Given problem:
All the data should come back exactly as it was given.
START Record extracts
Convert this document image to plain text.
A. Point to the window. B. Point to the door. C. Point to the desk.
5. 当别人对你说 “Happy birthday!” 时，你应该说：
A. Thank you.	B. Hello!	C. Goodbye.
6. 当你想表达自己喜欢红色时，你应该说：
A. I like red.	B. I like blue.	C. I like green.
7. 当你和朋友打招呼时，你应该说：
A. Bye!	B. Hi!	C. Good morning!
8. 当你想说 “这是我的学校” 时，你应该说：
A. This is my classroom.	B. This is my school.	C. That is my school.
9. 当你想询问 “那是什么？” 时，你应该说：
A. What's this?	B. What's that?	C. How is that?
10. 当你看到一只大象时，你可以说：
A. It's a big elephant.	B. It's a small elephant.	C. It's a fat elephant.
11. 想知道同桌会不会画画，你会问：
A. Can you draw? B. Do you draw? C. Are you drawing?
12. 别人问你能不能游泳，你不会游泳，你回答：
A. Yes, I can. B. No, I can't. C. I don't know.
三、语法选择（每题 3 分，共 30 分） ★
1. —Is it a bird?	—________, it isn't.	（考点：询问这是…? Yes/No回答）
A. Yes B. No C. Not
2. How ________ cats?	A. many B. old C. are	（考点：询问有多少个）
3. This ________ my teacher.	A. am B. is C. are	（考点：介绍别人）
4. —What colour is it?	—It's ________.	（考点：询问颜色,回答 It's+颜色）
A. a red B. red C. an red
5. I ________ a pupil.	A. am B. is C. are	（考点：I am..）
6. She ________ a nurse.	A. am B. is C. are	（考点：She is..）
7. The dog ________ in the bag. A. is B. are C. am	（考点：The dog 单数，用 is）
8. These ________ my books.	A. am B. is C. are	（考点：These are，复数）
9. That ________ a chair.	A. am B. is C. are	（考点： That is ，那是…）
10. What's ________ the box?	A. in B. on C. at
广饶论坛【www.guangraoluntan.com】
END Record extracts
Solution:
Convert this document image to plain text.
A. Point to the window. B. Point to the door. C. Point to the desk.
5. 当别人对你说 “Happy birthday!” 时，你应该说：
A. Thank you.	B. Hello!	C. Goodbye.
6. 当你想表达自己喜欢红色时，你应该说：
A. I like red.	B. I like blue.	C. I like green.
7. 当你和朋友打招呼时，你应该说：
A. Bye!	B. Hi!	C. Good morning!
8. 当你想说 “这是我的学校” 时，你应该说：
A. This is my classroom.	B. This is my school.	C. That is my school.
9. 当你想询问 “那是什么？” 时，你应该说：
A. What's this?	B. What's that?	C. How is that?
10. 当你看到一只大象时，你可以说：
A. It's a big elephant.	B. It's a small elephant.	C. It's a fat elephant.
11. 想知道同桌会不会画画，你会问：
A. Can you draw? B. Do you draw? C. Are you drawing?
12. 别人问你能不能游泳，你不会游泳，你回答：
A. Yes, I can. B. No, I can't. C. I don't know.
三、语法选择（每题 3 分，共 30 分） ★
1. —Is it a bird?	—________, it isn't.	（考点：询问这是…? Yes/No回答）
A. Yes B. No C. Not
2. How ________ cats?	A. many B. old C. are	（考点：询问有多少个）
3. This ________ my teacher.	A. am B. is C. are	（考点：介绍别人）
4. —What colour is it?	—It's ________.	（考点：询问颜色,回答 It's+颜色）
A. a red B. red C. an red
5. I ________ a pupil.	A. am B. is C. are	（考点：I am..）
6. She ________ a nurse.	A. am B. is C. are	（考点：She is..）
7. The dog ________ in the bag. A. is B. are C. am	（考点：The dog 单数，用 is）
8. These ________ my books.	A. am B. is C. are	（考点：These are，复数）
9. That ________ a chair.	A. am B. is C. are	（考点： That is ，那是…）
10. What's ________ the box?	A. in B. on C. at
广饶论坛【www.guangraoluntan.com】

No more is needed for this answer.